[START OF ENTRIES PROVIDED]
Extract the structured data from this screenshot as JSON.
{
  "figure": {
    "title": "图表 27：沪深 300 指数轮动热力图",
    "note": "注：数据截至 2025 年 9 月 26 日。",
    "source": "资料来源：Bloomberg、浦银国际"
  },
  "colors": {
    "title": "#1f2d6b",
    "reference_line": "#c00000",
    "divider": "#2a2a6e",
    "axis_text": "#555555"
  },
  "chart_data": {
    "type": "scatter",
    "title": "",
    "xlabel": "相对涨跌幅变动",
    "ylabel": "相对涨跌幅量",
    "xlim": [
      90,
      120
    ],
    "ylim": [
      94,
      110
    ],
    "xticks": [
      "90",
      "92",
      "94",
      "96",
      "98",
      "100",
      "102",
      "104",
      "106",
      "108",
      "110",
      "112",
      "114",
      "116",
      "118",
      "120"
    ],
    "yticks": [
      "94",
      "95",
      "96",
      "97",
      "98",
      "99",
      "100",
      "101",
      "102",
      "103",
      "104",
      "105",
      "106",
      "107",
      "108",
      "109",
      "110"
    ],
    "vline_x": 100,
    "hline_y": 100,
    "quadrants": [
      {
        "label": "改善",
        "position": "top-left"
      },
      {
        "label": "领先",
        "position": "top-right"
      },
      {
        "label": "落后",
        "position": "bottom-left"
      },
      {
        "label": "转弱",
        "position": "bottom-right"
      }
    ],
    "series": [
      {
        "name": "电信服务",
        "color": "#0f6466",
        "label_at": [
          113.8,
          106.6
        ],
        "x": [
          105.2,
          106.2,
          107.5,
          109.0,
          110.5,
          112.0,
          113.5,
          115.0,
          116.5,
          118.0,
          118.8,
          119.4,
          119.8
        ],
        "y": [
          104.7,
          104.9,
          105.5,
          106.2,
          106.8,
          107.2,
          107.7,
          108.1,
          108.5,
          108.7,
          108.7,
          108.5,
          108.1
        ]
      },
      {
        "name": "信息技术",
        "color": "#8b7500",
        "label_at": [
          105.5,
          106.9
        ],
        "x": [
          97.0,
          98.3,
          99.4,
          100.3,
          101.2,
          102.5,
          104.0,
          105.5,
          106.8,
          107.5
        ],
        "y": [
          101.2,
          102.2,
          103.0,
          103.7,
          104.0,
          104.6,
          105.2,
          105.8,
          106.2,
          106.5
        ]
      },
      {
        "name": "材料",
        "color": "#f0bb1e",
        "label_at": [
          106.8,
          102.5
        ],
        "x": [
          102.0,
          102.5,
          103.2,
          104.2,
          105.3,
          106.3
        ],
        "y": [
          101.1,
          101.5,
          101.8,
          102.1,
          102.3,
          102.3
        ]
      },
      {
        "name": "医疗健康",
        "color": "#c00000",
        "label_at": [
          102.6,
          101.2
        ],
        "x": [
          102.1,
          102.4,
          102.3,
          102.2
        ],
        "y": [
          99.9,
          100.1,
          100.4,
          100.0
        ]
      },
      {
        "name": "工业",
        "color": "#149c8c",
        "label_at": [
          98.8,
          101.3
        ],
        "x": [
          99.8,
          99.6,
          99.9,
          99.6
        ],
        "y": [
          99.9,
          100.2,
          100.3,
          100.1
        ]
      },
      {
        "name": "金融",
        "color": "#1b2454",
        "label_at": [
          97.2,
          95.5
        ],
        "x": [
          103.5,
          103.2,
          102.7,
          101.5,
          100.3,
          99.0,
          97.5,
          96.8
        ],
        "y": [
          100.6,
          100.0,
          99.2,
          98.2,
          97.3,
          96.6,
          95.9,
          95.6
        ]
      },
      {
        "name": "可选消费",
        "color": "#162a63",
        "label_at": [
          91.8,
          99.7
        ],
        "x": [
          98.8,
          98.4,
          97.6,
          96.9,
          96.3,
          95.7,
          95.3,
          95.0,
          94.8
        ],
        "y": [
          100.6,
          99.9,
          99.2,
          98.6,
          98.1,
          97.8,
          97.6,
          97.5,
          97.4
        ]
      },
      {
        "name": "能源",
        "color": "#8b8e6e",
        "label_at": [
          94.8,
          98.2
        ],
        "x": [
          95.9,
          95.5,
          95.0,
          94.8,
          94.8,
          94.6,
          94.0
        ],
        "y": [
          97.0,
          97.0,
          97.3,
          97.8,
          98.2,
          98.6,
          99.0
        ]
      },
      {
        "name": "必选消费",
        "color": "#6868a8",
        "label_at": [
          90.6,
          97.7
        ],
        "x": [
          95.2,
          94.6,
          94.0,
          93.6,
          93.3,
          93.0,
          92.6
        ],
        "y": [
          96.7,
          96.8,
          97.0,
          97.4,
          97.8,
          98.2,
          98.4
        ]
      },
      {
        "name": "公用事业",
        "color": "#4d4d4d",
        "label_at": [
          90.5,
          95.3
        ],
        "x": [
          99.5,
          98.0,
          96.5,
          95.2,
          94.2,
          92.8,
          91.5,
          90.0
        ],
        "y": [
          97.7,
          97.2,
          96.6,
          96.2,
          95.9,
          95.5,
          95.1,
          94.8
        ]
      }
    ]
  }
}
[END OF ENTRIES PROVIDED]
DIRECTIONS FOR THIS TASK:
From the first line to the last, please quote the material above exactly.

SOLUTION FOR THIS PROBLEM:
Extract the structured data from this screenshot as JSON.
{
  "figure": {
    "title": "图表 27：沪深 300 指数轮动热力图",
    "note": "注：数据截至 2025 年 9 月 26 日。",
    "source": "资料来源：Bloomberg、浦银国际"
  },
  "colors": {
    "title": "#1f2d6b",
    "reference_line": "#c00000",
    "divider": "#2a2a6e",
    "axis_text": "#555555"
  },
  "chart_data": {
    "type": "scatter",
    "title": "",
    "xlabel": "相对涨跌幅变动",
    "ylabel": "相对涨跌幅量",
    "xlim": [
      90,
      120
    ],
    "ylim": [
      94,
      110
    ],
    "xticks": [
      "90",
      "92",
      "94",
      "96",
      "98",
      "100",
      "102",
      "104",
      "106",
      "108",
      "110",
      "112",
      "114",
      "116",
      "118",
      "120"
    ],
    "yticks": [
      "94",
      "95",
      "96",
      "97",
      "98",
      "99",
      "100",
      "101",
      "102",
      "103",
      "104",
      "105",
      "106",
      "107",
      "108",
      "109",
      "110"
    ],
    "vline_x": 100,
    "hline_y": 100,
    "quadrants": [
      {
        "label": "改善",
        "position": "top-left"
      },
      {
        "label": "领先",
        "position": "top-right"
      },
      {
        "label": "落后",
        "position": "bottom-left"
      },
      {
        "label": "转弱",
        "position": "bottom-right"
      }
    ],
    "series": [
      {
        "name": "电信服务",
        "color": "#0f6466",
        "label_at": [
          113.8,
          106.6
        ],
        "x": [
          105.2,
          106.2,
          107.5,
          109.0,
          110.5,
          112.0,
          113.5,
          115.0,
          116.5,
          118.0,
          118.8,
          119.4,
          119.8
        ],
        "y": [
          104.7,
          104.9,
          105.5,
          106.2,
          106.8,
          107.2,
          107.7,
          108.1,
          108.5,
          108.7,
          108.7,
          108.5,
          108.1
        ]
      },
      {
        "name": "信息技术",
        "color": "#8b7500",
        "label_at": [
          105.5,
          106.9
        ],
        "x": [
          97.0,
          98.3,
          99.4,
          100.3,
          101.2,
          102.5,
          104.0,
          105.5,
          106.8,
          107.5
        ],
        "y": [
          101.2,
          102.2,
          103.0,
          103.7,
          104.0,
          104.6,
          105.2,
          105.8,
          106.2,
          106.5
        ]
      },
      {
        "name": "材料",
        "color": "#f0bb1e",
        "label_at": [
          106.8,
          102.5
        ],
        "x": [
          102.0,
          102.5,
          103.2,
          104.2,
          105.3,
          106.3
        ],
        "y": [
          101.1,
          101.5,
          101.8,
          102.1,
          102.3,
          102.3
        ]
      },
      {
        "name": "医疗健康",
        "color": "#c00000",
        "label_at": [
          102.6,
          101.2
        ],
        "x": [
          102.1,
          102.4,
          102.3,
          102.2
        ],
        "y": [
          99.9,
          100.1,
          100.4,
          100.0
        ]
      },
      {
        "name": "工业",
        "color": "#149c8c",
        "label_at": [
          98.8,
          101.3
        ],
        "x": [
          99.8,
          99.6,
          99.9,
          99.6
        ],
        "y": [
          99.9,
          100.2,
          100.3,
          100.1
        ]
      },
      {
        "name": "金融",
        "color": "#1b2454",
        "label_at": [
          97.2,
          95.5
        ],
        "x": [
          103.5,
          103.2,
          102.7,
          101.5,
          100.3,
          99.0,
          97.5,
          96.8
        ],
        "y": [
          100.6,
          100.0,
          99.2,
          98.2,
          97.3,
          96.6,
          95.9,
          95.6
        ]
      },
      {
        "name": "可选消费",
        "color": "#162a63",
        "label_at": [
          91.8,
          99.7
        ],
        "x": [
          98.8,
          98.4,
          97.6,
          96.9,
          96.3,
          95.7,
          95.3,
          95.0,
          94.8
        ],
        "y": [
          100.6,
          99.9,
          99.2,
          98.6,
          98.1,
          97.8,
          97.6,
          97.5,
          97.4
        ]
      },
      {
        "name": "能源",
        "color": "#8b8e6e",
        "label_at": [
          94.8,
          98.2
        ],
        "x": [
          95.9,
          95.5,
          95.0,
          94.8,
          94.8,
          94.6,
          94.0
        ],
        "y": [
          97.0,
          97.0,
          97.3,
          97.8,
          98.2,
          98.6,
          99.0
        ]
      },
      {
        "name": "必选消费",
        "color": "#6868a8",
        "label_at": [
          90.6,
          97.7
        ],
        "x": [
          95.2,
          94.6,
          94.0,
          93.6,
          93.3,
          93.0,
          92.6
        ],
        "y": [
          96.7,
          96.8,
          97.0,
          97.4,
          97.8,
          98.2,
          98.4
        ]
      },
      {
        "name": "公用事业",
        "color": "#4d4d4d",
        "label_at": [
          90.5,
          95.3
        ],
        "x": [
          99.5,
          98.0,
          96.5,
          95.2,
          94.2,
          92.8,
          91.5,
          90.0
        ],
        "y": [
          97.7,
          97.2,
          96.6,
          96.2,
          95.9,
          95.5,
          95.1,
          94.8
        ]
      }
    ]
  }
}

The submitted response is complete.